**** KUTIPAN DOKUMEN
A. Pengertian Desain Kurikulum
Desain
diartikan sebagai suatu petunjuk yang memberi dasar, arah, tujuan dan teknik
yang ditempuh dalam memulai dan melaksanakan suatu kegiatan. Fred Percival dan
Henry Ellington dalam Hamalik, mengemukakan bahwa ”desain kurikulum” adalah
pengembangan proses perencanaan, validasi, implementasi, dan evaluasi
kurikulum. Ini berarti, desain kurikulum diartikan ”sebagai proses” daripada
pelaksanaan atau penerapan model kurikulum dalam dunia pendidikan.
Kurikulum
dapat diartikan sebagai seperangkat rencana dan pengaturan mengenai isi dan bahan
pelajaran serta cara yang digunakan sebagai pedoman penyelenggaraan kegiatan
pembelajaran untuk mencapai tujuan pendidikan tertentu.5 Dalam Kepmendiknas No.
********
**** DAFTAR YANG DISEDIAKAN
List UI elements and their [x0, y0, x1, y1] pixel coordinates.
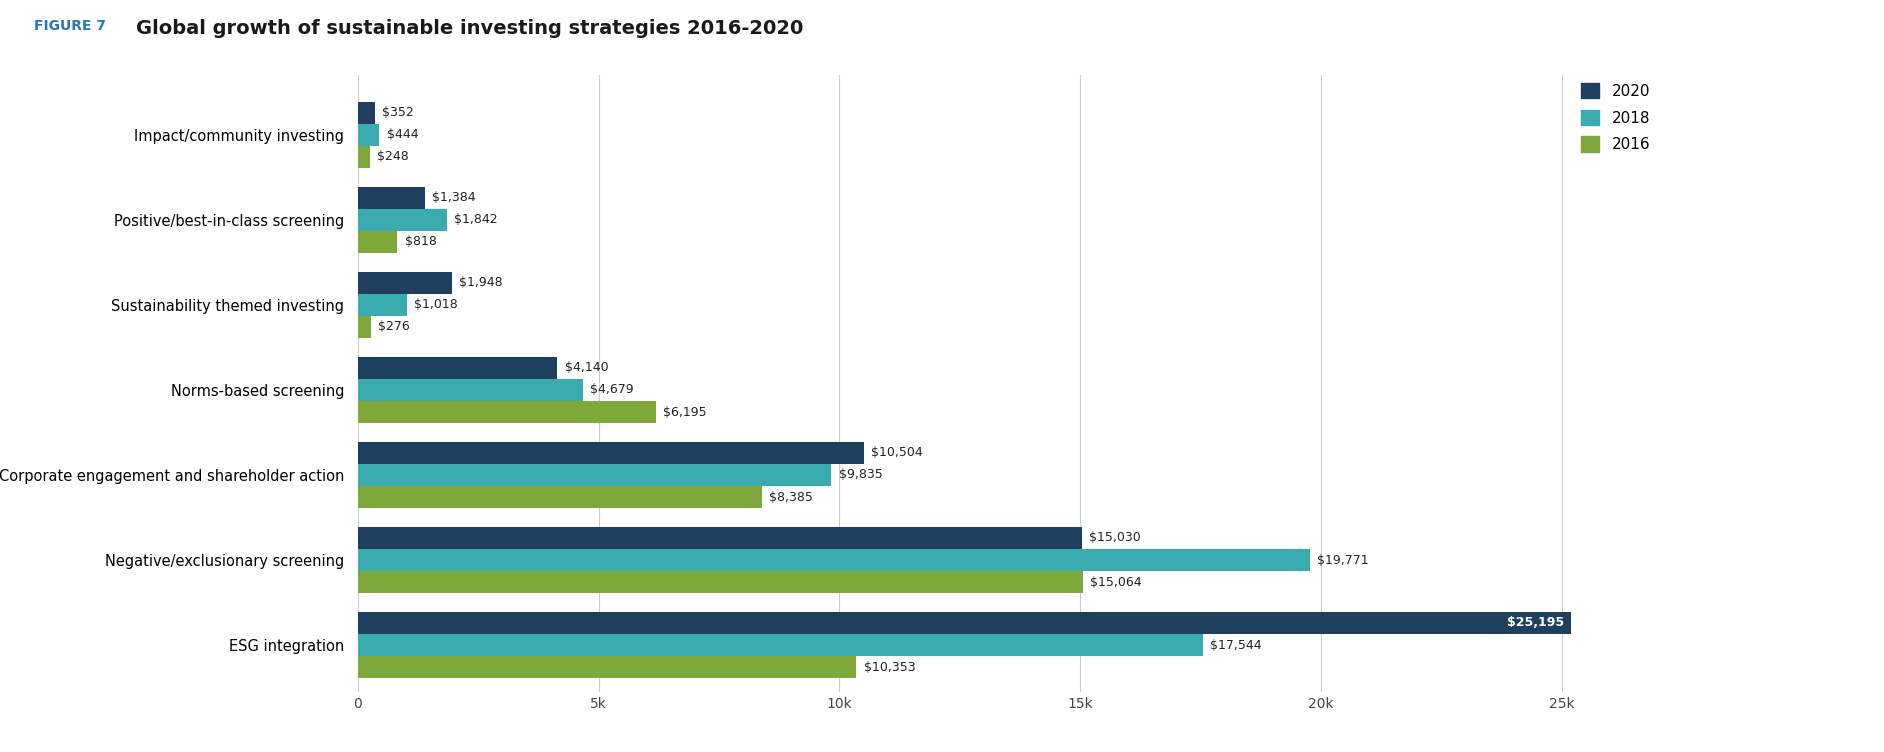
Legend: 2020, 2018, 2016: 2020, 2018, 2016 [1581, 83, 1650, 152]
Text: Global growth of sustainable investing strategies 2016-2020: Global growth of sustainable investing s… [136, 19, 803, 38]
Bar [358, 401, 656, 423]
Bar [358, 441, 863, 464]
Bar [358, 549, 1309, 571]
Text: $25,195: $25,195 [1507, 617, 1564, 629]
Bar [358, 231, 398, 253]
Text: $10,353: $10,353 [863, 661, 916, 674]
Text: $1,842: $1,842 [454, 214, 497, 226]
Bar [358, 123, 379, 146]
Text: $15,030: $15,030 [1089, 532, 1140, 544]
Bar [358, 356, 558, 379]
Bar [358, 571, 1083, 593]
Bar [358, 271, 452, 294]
********
PETUNJUK TUGAS.
**1.** Jawablah pertanyaan berikut berdasarkan teks tentang desain kurikulum.
(a) Desain diartikan sebagai apa?
(b) Siapa yang pendapatnya dikutip dalam Hamalik mengenai pengertian desain kurikulum?
(c) Kurikulum dapat diartikan sebagai apa?
**2.** Tolong teruskan teks tentang desain kurikulum mulai dari bagian terakhirnya.

JAWABAN YANG DIHARAPKAN.
**1.**
(a) Suatu petunjuk yang memberi dasar, arah, tujuan dan teknik yang ditempuh dalam memulai dan melaksanakan suatu kegiatan.
(b) Fred Percival dan Henry Ellington.
(c) Seperangkat rencana dan pengaturan mengenai isi dan bahan pelajaran serta cara yang digunakan sebagai pedoman penyelenggaraan kegiatan pembelajaran untuk mencapai tujuan pendidikan tertentu.

**2.**
232/U/2000, defenisi kurikulum adalah seperangkat rencana dan pengaturan
mengenai isi maupun bahan kajian dan pelajaran serta cara penyampaian dan
penilaian yang digunakan sebagai pedoman penyelenggaraan kegiatan
belajar-mengajar di perguruan tinggi.”
Mendesain
kurikulum berarti menyusun rancangan atau menyusun model kurikulum sesuai
dengan misi, visi dan tujuan. Menurut
George A. Beauchamp ”….Curriculum design may be defined as the substance and
organization of goal and culture content so arranged as to reveal potential
progression through levels of schooling”. Artinya, desain kurikulum dapat
digambarkan sebagai unsur pokok, komponen hasil atau sasaran dan kultur yang
membudaya.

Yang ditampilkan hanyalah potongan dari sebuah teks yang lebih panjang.